- _WHAT NEEDS TO BE DONE_: From the entries below, pull out each line where "linktrap" appears.

---------- WORKING DATA

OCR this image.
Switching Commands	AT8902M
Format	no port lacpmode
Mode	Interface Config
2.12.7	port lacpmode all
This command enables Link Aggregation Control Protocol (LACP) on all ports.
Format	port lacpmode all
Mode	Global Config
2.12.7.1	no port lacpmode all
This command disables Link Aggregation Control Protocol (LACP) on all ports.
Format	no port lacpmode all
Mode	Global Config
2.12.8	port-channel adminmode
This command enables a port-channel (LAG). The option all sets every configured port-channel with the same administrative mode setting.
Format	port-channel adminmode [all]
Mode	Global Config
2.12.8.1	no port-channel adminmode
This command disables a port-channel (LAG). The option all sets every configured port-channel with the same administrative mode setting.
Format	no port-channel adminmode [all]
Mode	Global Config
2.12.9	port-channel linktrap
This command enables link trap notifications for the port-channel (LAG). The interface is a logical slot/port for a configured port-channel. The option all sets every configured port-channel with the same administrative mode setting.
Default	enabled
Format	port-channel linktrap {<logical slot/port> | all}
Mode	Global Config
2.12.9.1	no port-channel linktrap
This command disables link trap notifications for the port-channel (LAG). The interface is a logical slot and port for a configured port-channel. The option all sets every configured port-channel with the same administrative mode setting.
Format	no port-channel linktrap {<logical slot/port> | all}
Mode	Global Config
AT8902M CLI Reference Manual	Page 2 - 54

--------------------

- _OUTPUT_:
2.12.9	port-channel linktrap
Format	port-channel linktrap {<logical slot/port> | all}
2.12.9.1	no port-channel linktrap
Format	no port-channel linktrap {<logical slot/port> | all}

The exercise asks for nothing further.